(Saved entries)
※ ※ ※
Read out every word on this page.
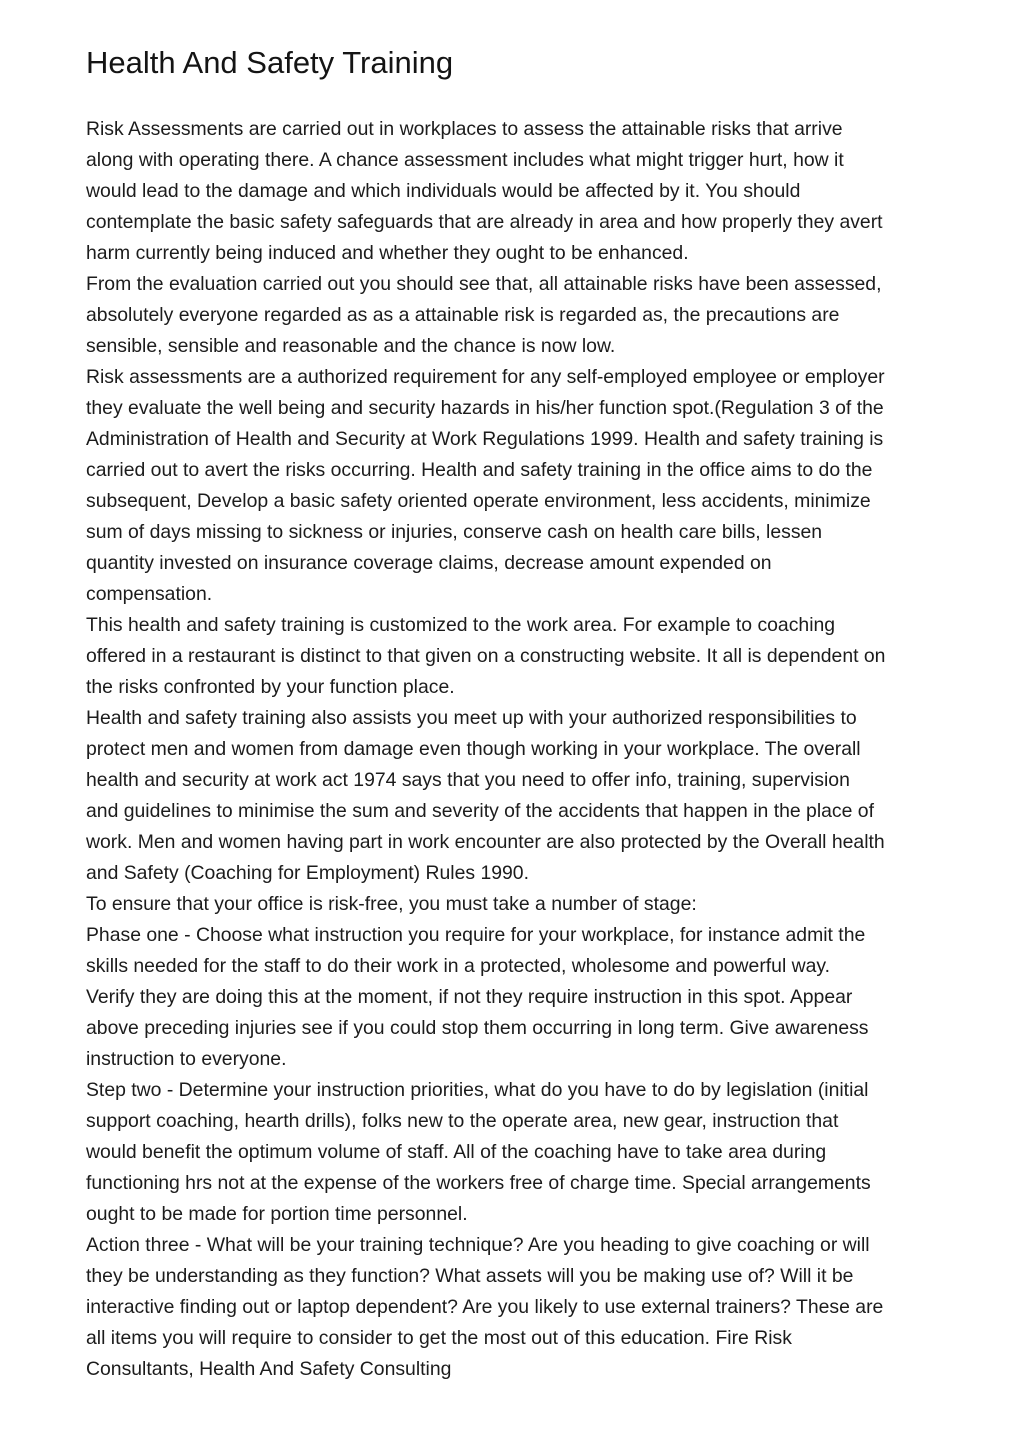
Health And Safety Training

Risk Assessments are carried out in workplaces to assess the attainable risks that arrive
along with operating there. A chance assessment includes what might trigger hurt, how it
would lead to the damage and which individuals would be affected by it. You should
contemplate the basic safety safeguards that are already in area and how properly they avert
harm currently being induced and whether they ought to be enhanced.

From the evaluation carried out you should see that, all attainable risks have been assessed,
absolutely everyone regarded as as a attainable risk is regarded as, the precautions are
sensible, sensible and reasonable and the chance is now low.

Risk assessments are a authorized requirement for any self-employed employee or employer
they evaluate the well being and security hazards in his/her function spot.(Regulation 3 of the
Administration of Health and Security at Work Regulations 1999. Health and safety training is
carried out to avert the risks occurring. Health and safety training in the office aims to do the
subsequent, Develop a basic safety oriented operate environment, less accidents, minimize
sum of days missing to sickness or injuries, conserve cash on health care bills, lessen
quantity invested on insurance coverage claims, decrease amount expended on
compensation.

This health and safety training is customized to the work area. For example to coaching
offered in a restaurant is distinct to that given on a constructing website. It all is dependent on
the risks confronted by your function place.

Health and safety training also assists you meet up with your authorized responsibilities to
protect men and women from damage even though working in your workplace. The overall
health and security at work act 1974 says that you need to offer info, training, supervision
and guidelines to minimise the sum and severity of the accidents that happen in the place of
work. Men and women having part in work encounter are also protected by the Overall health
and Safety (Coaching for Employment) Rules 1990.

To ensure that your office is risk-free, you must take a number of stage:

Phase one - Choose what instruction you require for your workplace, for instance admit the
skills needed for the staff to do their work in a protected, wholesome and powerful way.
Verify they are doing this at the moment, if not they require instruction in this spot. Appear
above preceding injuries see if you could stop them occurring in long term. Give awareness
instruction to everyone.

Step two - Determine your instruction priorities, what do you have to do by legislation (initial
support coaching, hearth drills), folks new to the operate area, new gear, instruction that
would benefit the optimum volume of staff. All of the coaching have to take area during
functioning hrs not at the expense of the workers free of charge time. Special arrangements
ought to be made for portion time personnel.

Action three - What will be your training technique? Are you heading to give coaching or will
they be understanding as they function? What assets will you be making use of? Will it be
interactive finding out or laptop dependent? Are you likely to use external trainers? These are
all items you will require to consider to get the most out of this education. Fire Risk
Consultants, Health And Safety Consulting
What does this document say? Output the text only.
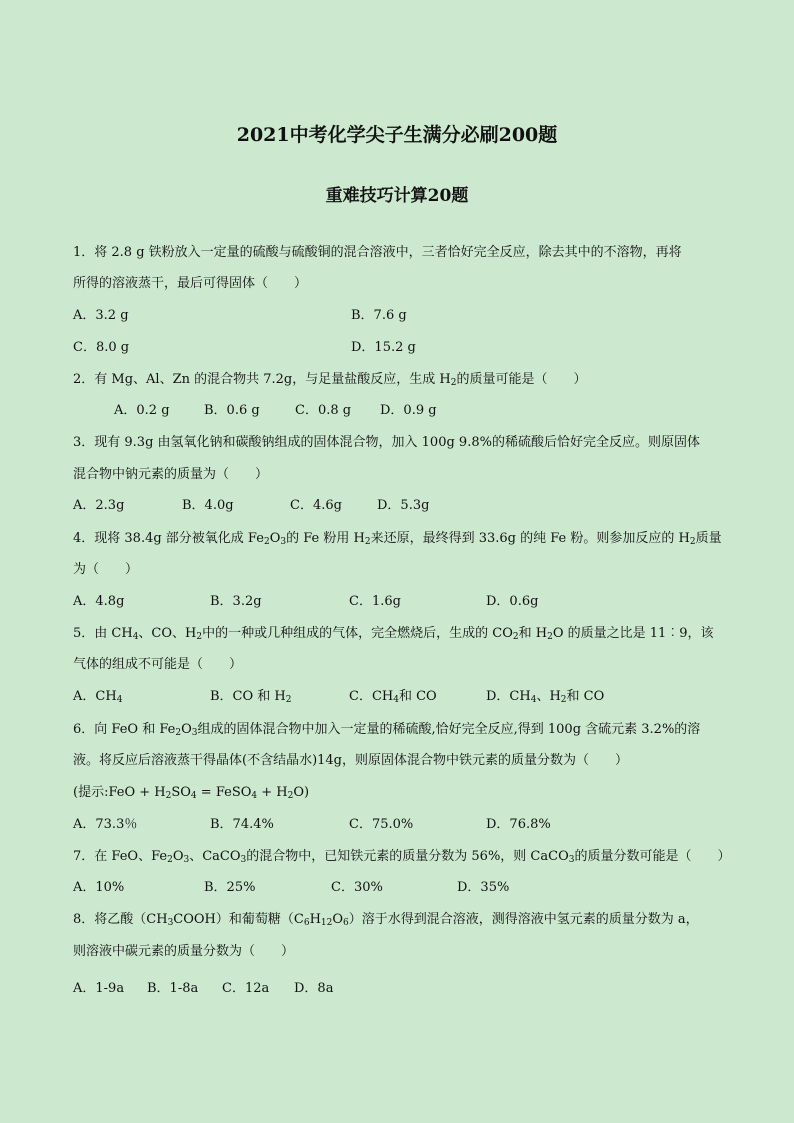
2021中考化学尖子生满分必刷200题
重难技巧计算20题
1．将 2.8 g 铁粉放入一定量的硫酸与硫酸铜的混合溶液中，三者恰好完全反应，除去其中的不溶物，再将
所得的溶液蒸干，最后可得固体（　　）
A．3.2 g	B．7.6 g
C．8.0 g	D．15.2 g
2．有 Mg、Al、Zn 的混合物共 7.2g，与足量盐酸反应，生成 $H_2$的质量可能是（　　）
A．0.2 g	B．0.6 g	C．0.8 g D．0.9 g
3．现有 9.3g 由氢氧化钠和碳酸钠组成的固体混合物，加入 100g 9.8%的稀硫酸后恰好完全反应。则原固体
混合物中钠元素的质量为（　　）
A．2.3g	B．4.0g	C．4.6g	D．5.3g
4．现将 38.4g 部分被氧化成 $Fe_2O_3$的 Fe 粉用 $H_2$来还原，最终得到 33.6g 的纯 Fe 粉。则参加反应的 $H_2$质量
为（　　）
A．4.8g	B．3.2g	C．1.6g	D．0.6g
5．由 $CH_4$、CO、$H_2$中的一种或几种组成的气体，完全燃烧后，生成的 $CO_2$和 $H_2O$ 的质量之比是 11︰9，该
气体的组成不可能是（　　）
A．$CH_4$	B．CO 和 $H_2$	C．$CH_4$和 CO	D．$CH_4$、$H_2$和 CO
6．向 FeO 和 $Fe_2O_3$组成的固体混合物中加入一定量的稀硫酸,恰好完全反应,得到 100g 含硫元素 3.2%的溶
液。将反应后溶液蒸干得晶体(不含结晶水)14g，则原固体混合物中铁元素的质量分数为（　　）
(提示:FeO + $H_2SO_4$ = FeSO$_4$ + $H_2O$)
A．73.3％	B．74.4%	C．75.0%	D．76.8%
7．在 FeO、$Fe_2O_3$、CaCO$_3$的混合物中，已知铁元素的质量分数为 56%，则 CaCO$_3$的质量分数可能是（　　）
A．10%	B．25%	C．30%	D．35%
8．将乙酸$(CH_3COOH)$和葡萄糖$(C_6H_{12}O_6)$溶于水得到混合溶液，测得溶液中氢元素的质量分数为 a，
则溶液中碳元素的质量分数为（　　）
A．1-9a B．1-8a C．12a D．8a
※ ※ ※
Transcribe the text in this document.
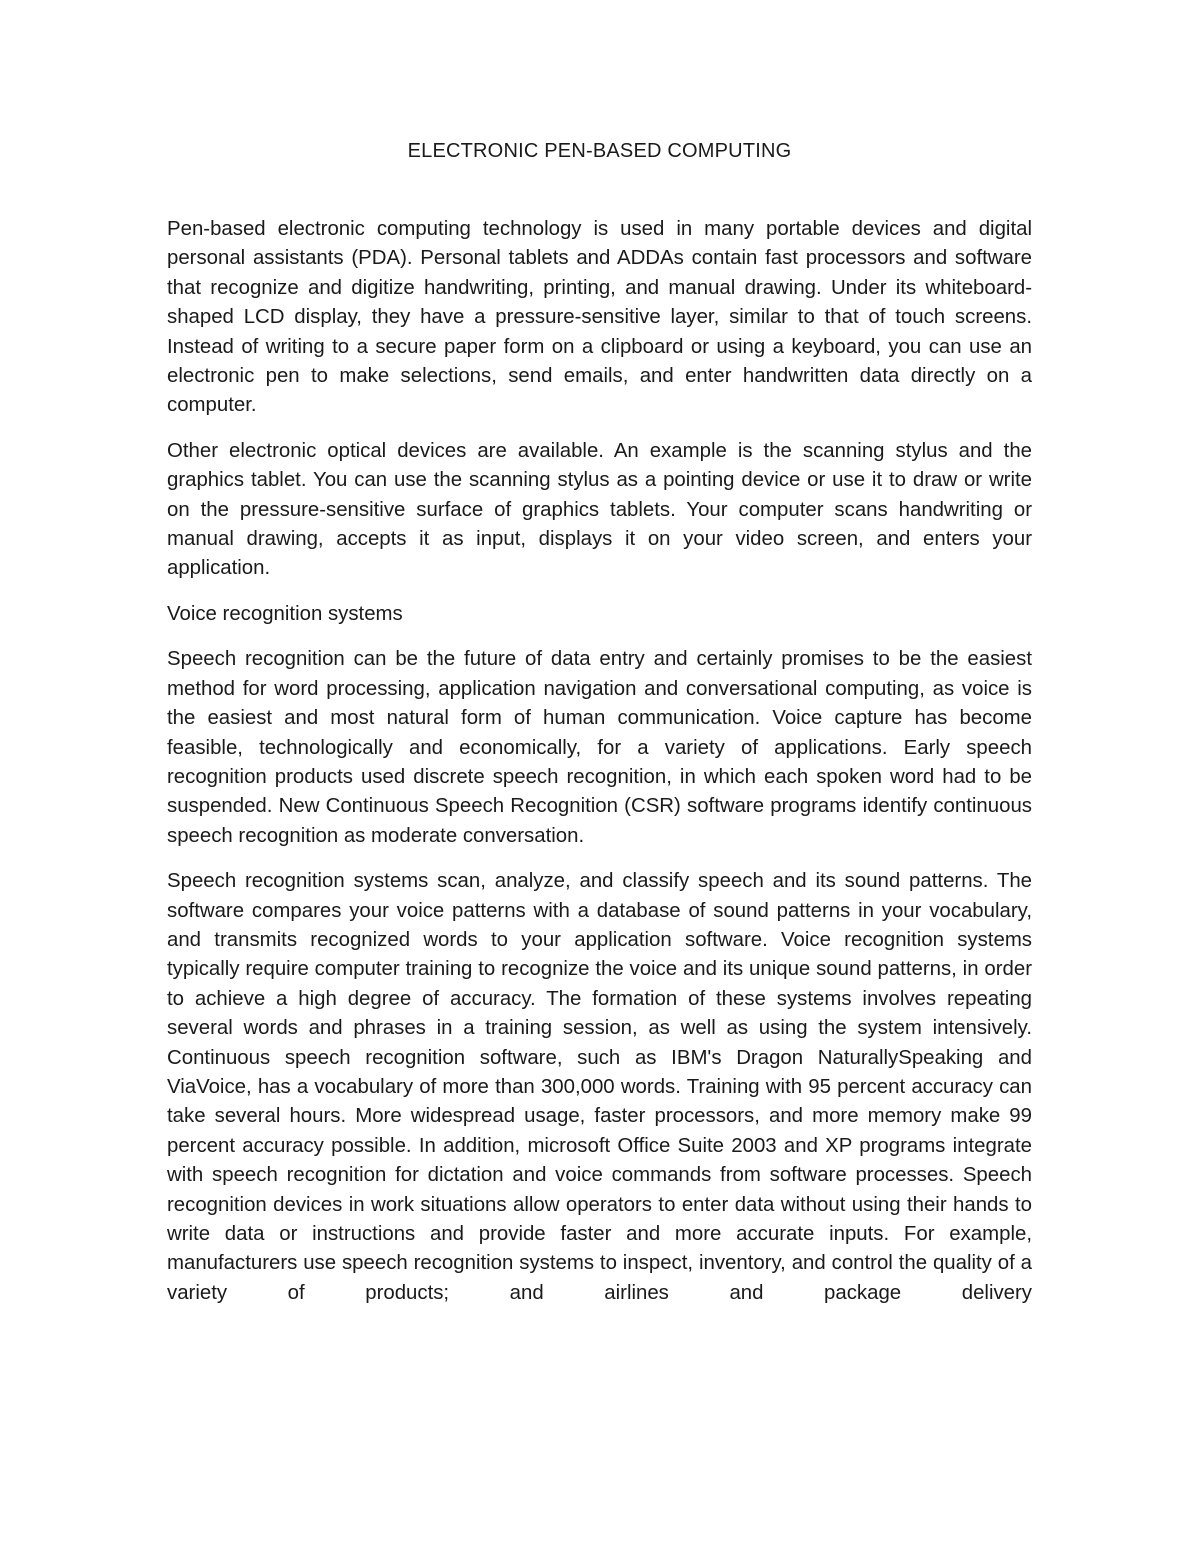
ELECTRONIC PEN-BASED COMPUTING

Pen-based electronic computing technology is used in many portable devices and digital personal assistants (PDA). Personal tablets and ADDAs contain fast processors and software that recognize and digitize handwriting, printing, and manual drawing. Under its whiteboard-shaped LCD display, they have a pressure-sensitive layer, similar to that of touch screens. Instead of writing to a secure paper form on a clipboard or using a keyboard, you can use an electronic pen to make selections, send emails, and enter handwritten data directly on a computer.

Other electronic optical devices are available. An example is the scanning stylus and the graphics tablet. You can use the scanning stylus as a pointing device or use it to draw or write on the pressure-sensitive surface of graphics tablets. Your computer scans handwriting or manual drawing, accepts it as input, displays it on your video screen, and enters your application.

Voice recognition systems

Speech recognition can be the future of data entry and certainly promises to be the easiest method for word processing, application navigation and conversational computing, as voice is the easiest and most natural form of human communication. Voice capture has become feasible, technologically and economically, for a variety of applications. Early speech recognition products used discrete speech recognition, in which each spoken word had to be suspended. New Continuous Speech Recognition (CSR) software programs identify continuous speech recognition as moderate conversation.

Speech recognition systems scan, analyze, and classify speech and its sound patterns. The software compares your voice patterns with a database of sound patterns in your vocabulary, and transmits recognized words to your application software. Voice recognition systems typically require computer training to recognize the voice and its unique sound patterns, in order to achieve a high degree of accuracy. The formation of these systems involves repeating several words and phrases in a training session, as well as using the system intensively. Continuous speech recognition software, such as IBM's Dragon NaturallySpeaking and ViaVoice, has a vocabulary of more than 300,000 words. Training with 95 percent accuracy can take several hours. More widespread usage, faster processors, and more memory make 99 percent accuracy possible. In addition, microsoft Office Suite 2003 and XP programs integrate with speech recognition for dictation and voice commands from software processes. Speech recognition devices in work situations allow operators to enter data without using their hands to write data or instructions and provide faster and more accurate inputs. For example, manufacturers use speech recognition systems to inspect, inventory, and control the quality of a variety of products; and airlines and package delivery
※ ※ ※
*TASK*:
Which lines of the material contain the string "risks"? List each of them.

*SOLUTION FOR THIS TASK*:
Risk Assessments are carried out in workplaces to assess the attainable risks that arrive
From the evaluation carried out you should see that, all attainable risks have been assessed,
carried out to avert the risks occurring. Health and safety training in the office aims to do the
the risks confronted by your function place.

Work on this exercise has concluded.